Dataset rows about figures
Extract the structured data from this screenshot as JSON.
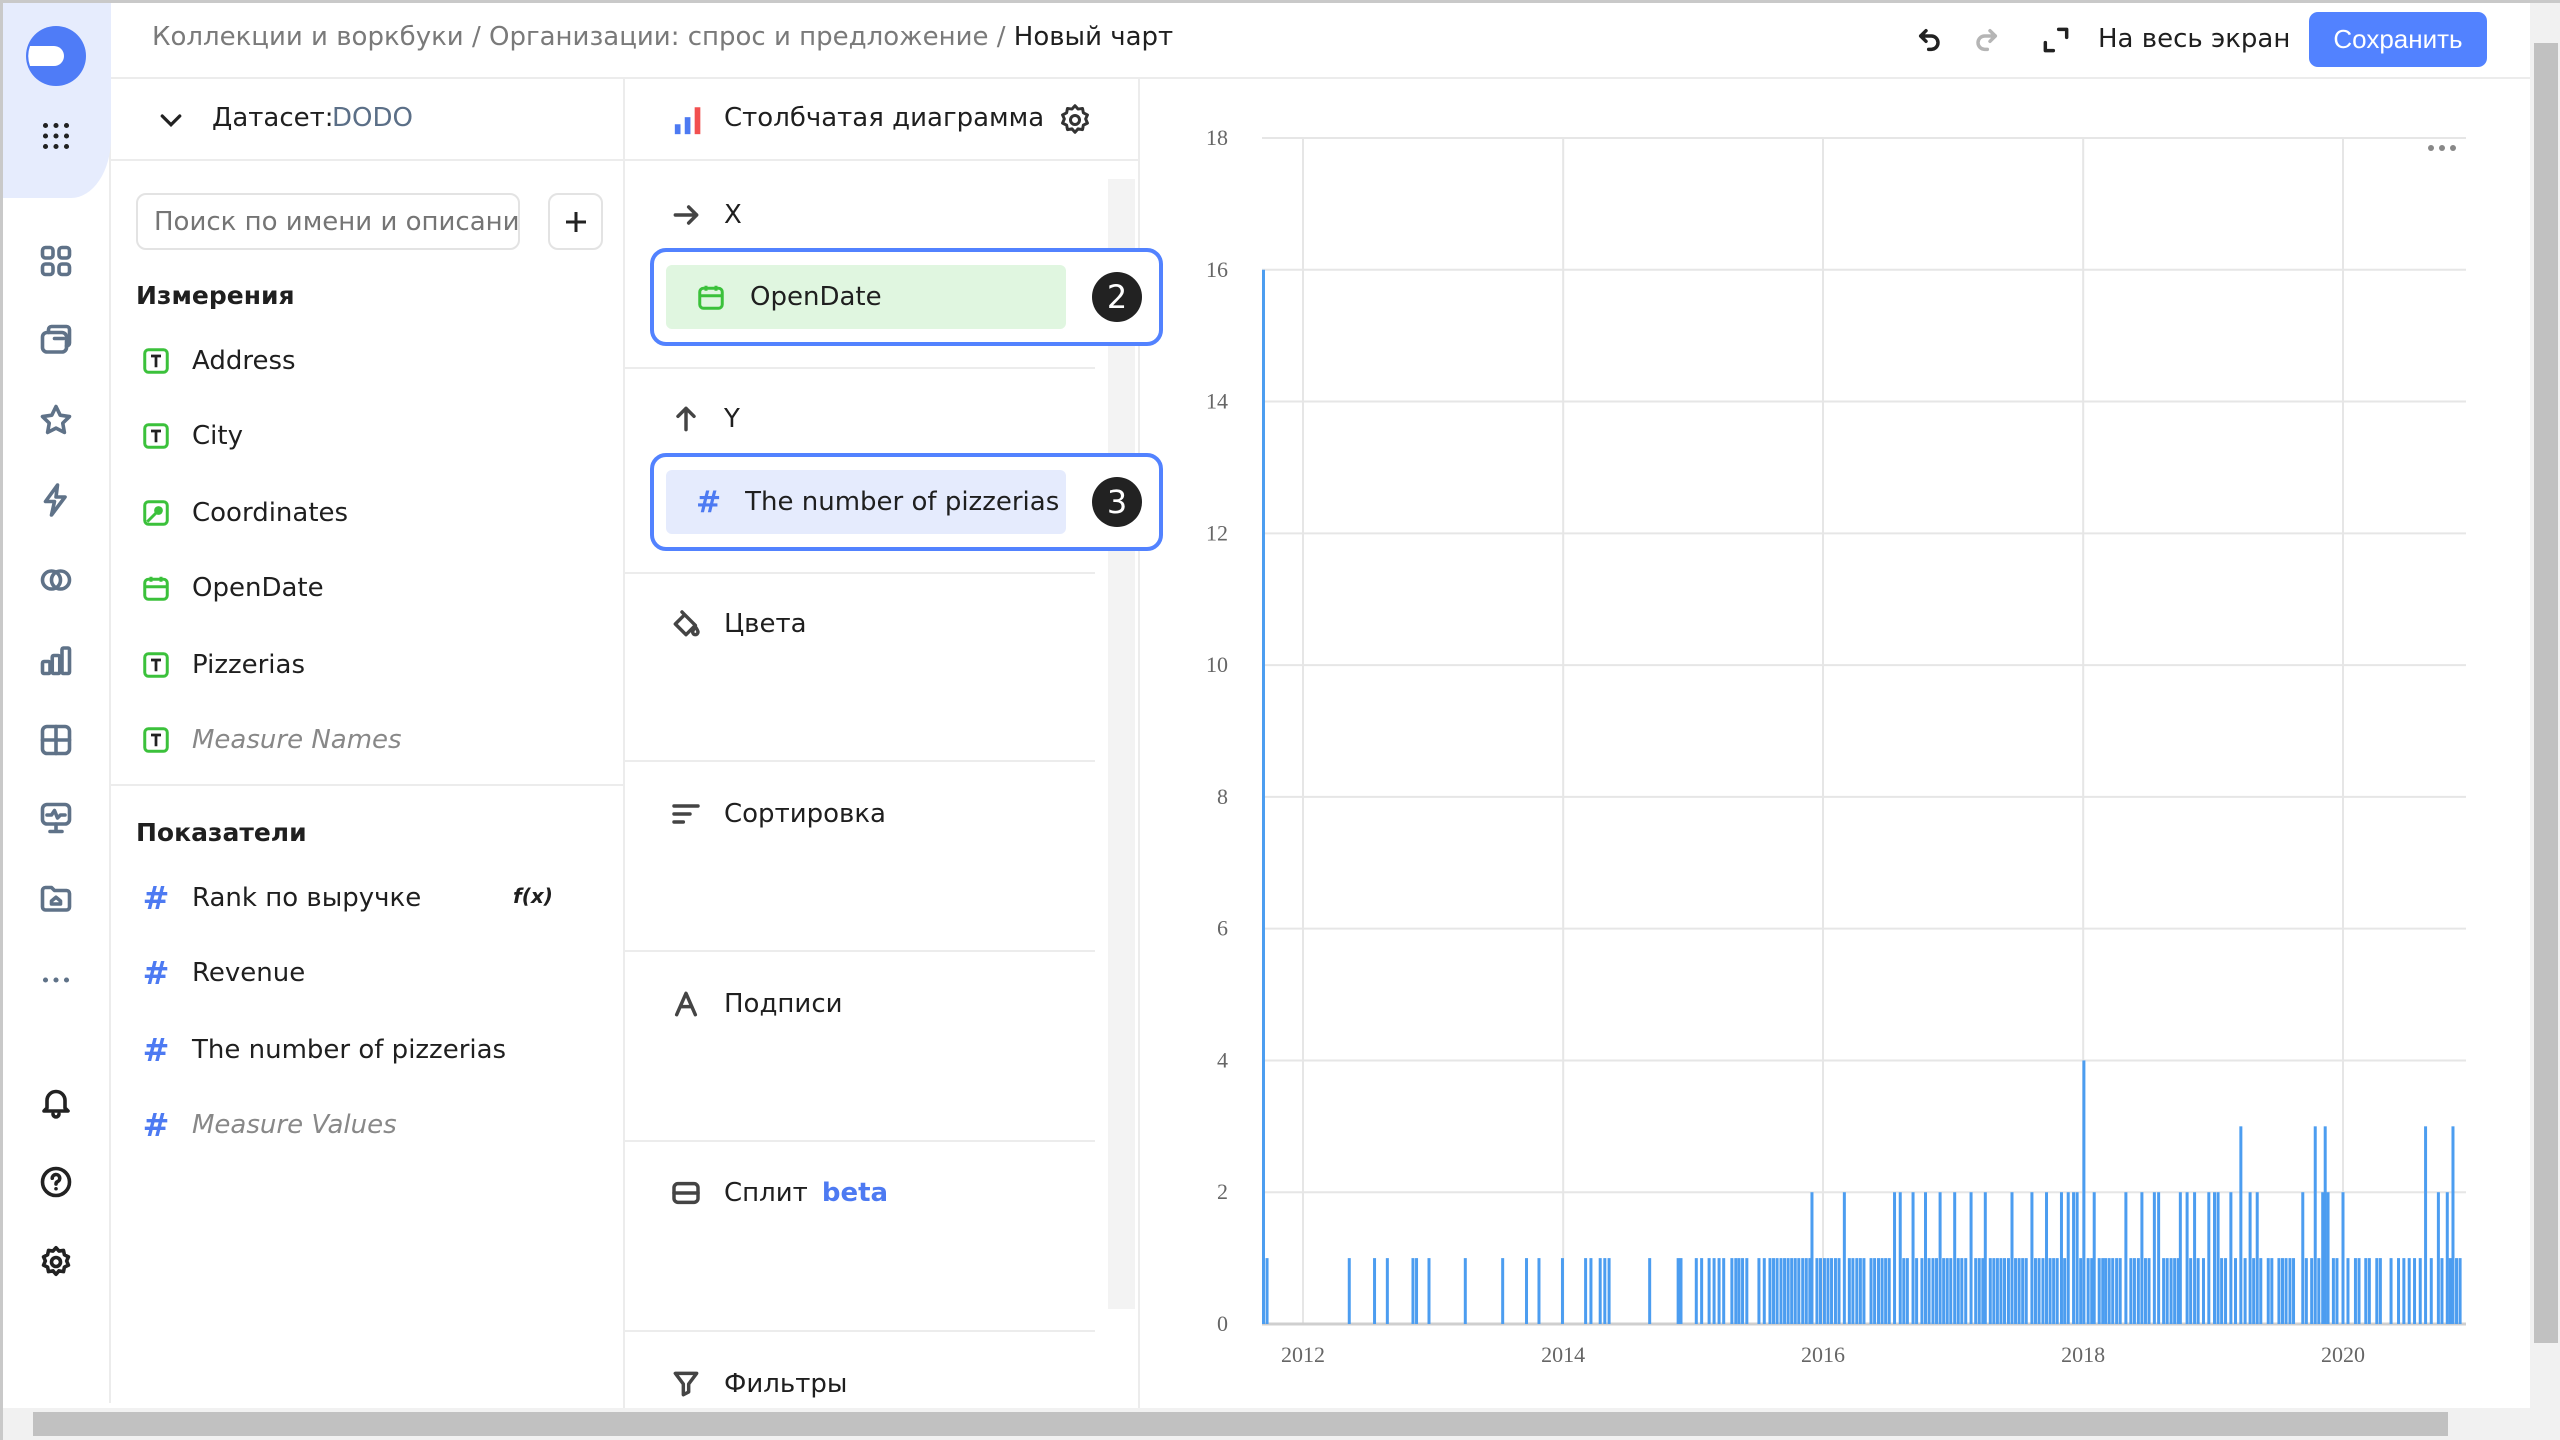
{
  "header": {
    "breadcrumb": [
      "Коллекции и воркбуки",
      "Организации: спрос и предложение",
      "Новый чарт"
    ],
    "separator": "/",
    "fullscreen_label": "На весь экран",
    "save_label": "Сохранить"
  },
  "colors": {
    "accent": "#5282ff",
    "bar": "#4c9df0",
    "dimension": "#3bc13b",
    "measure": "#4d7af2"
  },
  "dataset": {
    "label": "Датасет:",
    "name": "DODO"
  },
  "search": {
    "placeholder": "Поиск по имени и описанию"
  },
  "dimensions": {
    "title": "Измерения",
    "items": [
      {
        "label": "Address",
        "icon": "text-type-icon"
      },
      {
        "label": "City",
        "icon": "text-type-icon"
      },
      {
        "label": "Coordinates",
        "icon": "geo-type-icon"
      },
      {
        "label": "OpenDate",
        "icon": "date-type-icon"
      },
      {
        "label": "Pizzerias",
        "icon": "text-type-icon"
      },
      {
        "label": "Measure Names",
        "icon": "text-type-icon"
      }
    ]
  },
  "measures": {
    "title": "Показатели",
    "items": [
      {
        "label": "Rank по выручке",
        "badge": "f(x)"
      },
      {
        "label": "Revenue"
      },
      {
        "label": "The number of pizzerias"
      },
      {
        "label": "Measure Values"
      }
    ]
  },
  "visualization": {
    "type_label": "Столбчатая диаграмма",
    "x": {
      "label": "X",
      "field": "OpenDate",
      "step": "2"
    },
    "y": {
      "label": "Y",
      "field": "The number of pizzerias",
      "step": "3"
    },
    "colors_label": "Цвета",
    "sort_label": "Сортировка",
    "labels_label": "Подписи",
    "split_label": "Сплит",
    "split_badge": "beta",
    "filters_label": "Фильтры"
  },
  "chart_data": {
    "type": "bar",
    "xlabel": "",
    "ylabel": "",
    "ylim": [
      0,
      18
    ],
    "yticks": [
      "0",
      "2",
      "4",
      "6",
      "8",
      "10",
      "12",
      "14",
      "16",
      "18"
    ],
    "xticks": [
      "2012",
      "2014",
      "2016",
      "2018",
      "2020"
    ],
    "grid": true,
    "points": [
      [
        "2011-09-12",
        16
      ],
      [
        "2011-09-22",
        1
      ],
      [
        "2012-05-10",
        1
      ],
      [
        "2012-07-20",
        1
      ],
      [
        "2012-08-25",
        1
      ],
      [
        "2012-11-05",
        1
      ],
      [
        "2012-11-15",
        1
      ],
      [
        "2012-12-20",
        1
      ],
      [
        "2013-04-01",
        1
      ],
      [
        "2013-07-15",
        1
      ],
      [
        "2013-09-20",
        1
      ],
      [
        "2013-10-25",
        1
      ],
      [
        "2013-12-30",
        1
      ],
      [
        "2014-03-05",
        1
      ],
      [
        "2014-03-20",
        1
      ],
      [
        "2014-04-15",
        1
      ],
      [
        "2014-04-28",
        1
      ],
      [
        "2014-05-10",
        1
      ],
      [
        "2014-09-01",
        1
      ],
      [
        "2014-11-20",
        1
      ],
      [
        "2014-11-28",
        1
      ],
      [
        "2015-01-10",
        1
      ],
      [
        "2015-01-25",
        1
      ],
      [
        "2015-02-15",
        1
      ],
      [
        "2015-03-01",
        1
      ],
      [
        "2015-03-15",
        1
      ],
      [
        "2015-03-28",
        1
      ],
      [
        "2015-04-20",
        1
      ],
      [
        "2015-05-01",
        1
      ],
      [
        "2015-05-10",
        1
      ],
      [
        "2015-05-20",
        1
      ],
      [
        "2015-06-01",
        1
      ],
      [
        "2015-07-05",
        1
      ],
      [
        "2015-07-20",
        1
      ],
      [
        "2015-08-05",
        1
      ],
      [
        "2015-08-15",
        1
      ],
      [
        "2015-08-25",
        1
      ],
      [
        "2015-09-05",
        1
      ],
      [
        "2015-09-15",
        1
      ],
      [
        "2015-09-25",
        1
      ],
      [
        "2015-10-05",
        1
      ],
      [
        "2015-10-15",
        1
      ],
      [
        "2015-10-25",
        1
      ],
      [
        "2015-11-05",
        1
      ],
      [
        "2015-11-15",
        1
      ],
      [
        "2015-11-25",
        1
      ],
      [
        "2015-12-01",
        2
      ],
      [
        "2015-12-15",
        1
      ],
      [
        "2015-12-25",
        1
      ],
      [
        "2016-01-05",
        1
      ],
      [
        "2016-01-15",
        1
      ],
      [
        "2016-01-25",
        1
      ],
      [
        "2016-02-05",
        1
      ],
      [
        "2016-02-15",
        1
      ],
      [
        "2016-03-01",
        2
      ],
      [
        "2016-03-15",
        1
      ],
      [
        "2016-03-25",
        1
      ],
      [
        "2016-04-05",
        1
      ],
      [
        "2016-04-15",
        1
      ],
      [
        "2016-04-25",
        1
      ],
      [
        "2016-05-15",
        1
      ],
      [
        "2016-05-25",
        1
      ],
      [
        "2016-06-05",
        1
      ],
      [
        "2016-06-15",
        1
      ],
      [
        "2016-06-25",
        1
      ],
      [
        "2016-07-05",
        1
      ],
      [
        "2016-07-20",
        2
      ],
      [
        "2016-08-05",
        2
      ],
      [
        "2016-08-15",
        1
      ],
      [
        "2016-08-25",
        1
      ],
      [
        "2016-09-10",
        2
      ],
      [
        "2016-09-20",
        1
      ],
      [
        "2016-10-05",
        1
      ],
      [
        "2016-10-15",
        2
      ],
      [
        "2016-10-25",
        1
      ],
      [
        "2016-11-05",
        1
      ],
      [
        "2016-11-15",
        1
      ],
      [
        "2016-11-25",
        2
      ],
      [
        "2016-12-05",
        1
      ],
      [
        "2016-12-15",
        1
      ],
      [
        "2016-12-25",
        1
      ],
      [
        "2017-01-05",
        2
      ],
      [
        "2017-01-15",
        1
      ],
      [
        "2017-01-25",
        1
      ],
      [
        "2017-02-05",
        1
      ],
      [
        "2017-02-20",
        2
      ],
      [
        "2017-03-05",
        1
      ],
      [
        "2017-03-15",
        1
      ],
      [
        "2017-03-25",
        1
      ],
      [
        "2017-04-01",
        2
      ],
      [
        "2017-04-15",
        1
      ],
      [
        "2017-04-25",
        1
      ],
      [
        "2017-05-05",
        1
      ],
      [
        "2017-05-15",
        1
      ],
      [
        "2017-05-25",
        1
      ],
      [
        "2017-06-05",
        1
      ],
      [
        "2017-06-15",
        2
      ],
      [
        "2017-06-25",
        1
      ],
      [
        "2017-07-05",
        1
      ],
      [
        "2017-07-15",
        1
      ],
      [
        "2017-07-25",
        1
      ],
      [
        "2017-08-10",
        2
      ],
      [
        "2017-08-20",
        1
      ],
      [
        "2017-08-30",
        1
      ],
      [
        "2017-09-10",
        1
      ],
      [
        "2017-09-20",
        2
      ],
      [
        "2017-09-30",
        1
      ],
      [
        "2017-10-10",
        1
      ],
      [
        "2017-10-20",
        1
      ],
      [
        "2017-11-01",
        2
      ],
      [
        "2017-11-10",
        1
      ],
      [
        "2017-11-20",
        2
      ],
      [
        "2017-12-05",
        2
      ],
      [
        "2017-12-15",
        2
      ],
      [
        "2017-12-25",
        1
      ],
      [
        "2018-01-03",
        4
      ],
      [
        "2018-01-15",
        1
      ],
      [
        "2018-01-25",
        1
      ],
      [
        "2018-02-01",
        2
      ],
      [
        "2018-02-15",
        1
      ],
      [
        "2018-02-25",
        1
      ],
      [
        "2018-03-05",
        1
      ],
      [
        "2018-03-15",
        1
      ],
      [
        "2018-03-25",
        1
      ],
      [
        "2018-04-05",
        1
      ],
      [
        "2018-04-15",
        1
      ],
      [
        "2018-05-01",
        2
      ],
      [
        "2018-05-15",
        1
      ],
      [
        "2018-05-25",
        1
      ],
      [
        "2018-06-05",
        1
      ],
      [
        "2018-06-15",
        2
      ],
      [
        "2018-06-25",
        1
      ],
      [
        "2018-07-05",
        1
      ],
      [
        "2018-07-20",
        2
      ],
      [
        "2018-08-01",
        2
      ],
      [
        "2018-08-15",
        1
      ],
      [
        "2018-08-25",
        1
      ],
      [
        "2018-09-05",
        1
      ],
      [
        "2018-09-15",
        1
      ],
      [
        "2018-09-25",
        1
      ],
      [
        "2018-10-01",
        2
      ],
      [
        "2018-10-20",
        2
      ],
      [
        "2018-10-30",
        1
      ],
      [
        "2018-11-10",
        2
      ],
      [
        "2018-11-20",
        1
      ],
      [
        "2018-12-05",
        1
      ],
      [
        "2018-12-20",
        2
      ],
      [
        "2019-01-05",
        2
      ],
      [
        "2019-01-15",
        2
      ],
      [
        "2019-01-25",
        1
      ],
      [
        "2019-02-05",
        1
      ],
      [
        "2019-02-20",
        2
      ],
      [
        "2019-03-05",
        1
      ],
      [
        "2019-03-20",
        3
      ],
      [
        "2019-04-01",
        1
      ],
      [
        "2019-04-15",
        2
      ],
      [
        "2019-04-25",
        1
      ],
      [
        "2019-05-05",
        2
      ],
      [
        "2019-05-15",
        1
      ],
      [
        "2019-06-05",
        1
      ],
      [
        "2019-06-15",
        1
      ],
      [
        "2019-07-05",
        1
      ],
      [
        "2019-07-15",
        1
      ],
      [
        "2019-07-25",
        1
      ],
      [
        "2019-08-05",
        1
      ],
      [
        "2019-08-15",
        1
      ],
      [
        "2019-09-10",
        2
      ],
      [
        "2019-09-20",
        1
      ],
      [
        "2019-10-05",
        1
      ],
      [
        "2019-10-15",
        3
      ],
      [
        "2019-10-25",
        1
      ],
      [
        "2019-11-05",
        2
      ],
      [
        "2019-11-12",
        3
      ],
      [
        "2019-11-20",
        2
      ],
      [
        "2019-12-05",
        1
      ],
      [
        "2019-12-15",
        1
      ],
      [
        "2020-01-01",
        2
      ],
      [
        "2020-01-15",
        1
      ],
      [
        "2020-02-05",
        1
      ],
      [
        "2020-02-15",
        1
      ],
      [
        "2020-03-05",
        1
      ],
      [
        "2020-03-15",
        1
      ],
      [
        "2020-04-05",
        1
      ],
      [
        "2020-04-15",
        1
      ],
      [
        "2020-05-15",
        1
      ],
      [
        "2020-06-05",
        1
      ],
      [
        "2020-06-20",
        1
      ],
      [
        "2020-07-05",
        1
      ],
      [
        "2020-07-20",
        1
      ],
      [
        "2020-08-05",
        1
      ],
      [
        "2020-08-20",
        3
      ],
      [
        "2020-09-05",
        1
      ],
      [
        "2020-09-25",
        2
      ],
      [
        "2020-10-05",
        1
      ],
      [
        "2020-10-20",
        2
      ],
      [
        "2020-10-28",
        1
      ],
      [
        "2020-11-05",
        3
      ],
      [
        "2020-11-15",
        1
      ],
      [
        "2020-11-25",
        1
      ]
    ]
  }
}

Problem to solve
Gather all lines from the listing above in which "number" occurs.

Exercise response
        "label": "The number of pizzerias"
      "field": "The number of pizzerias",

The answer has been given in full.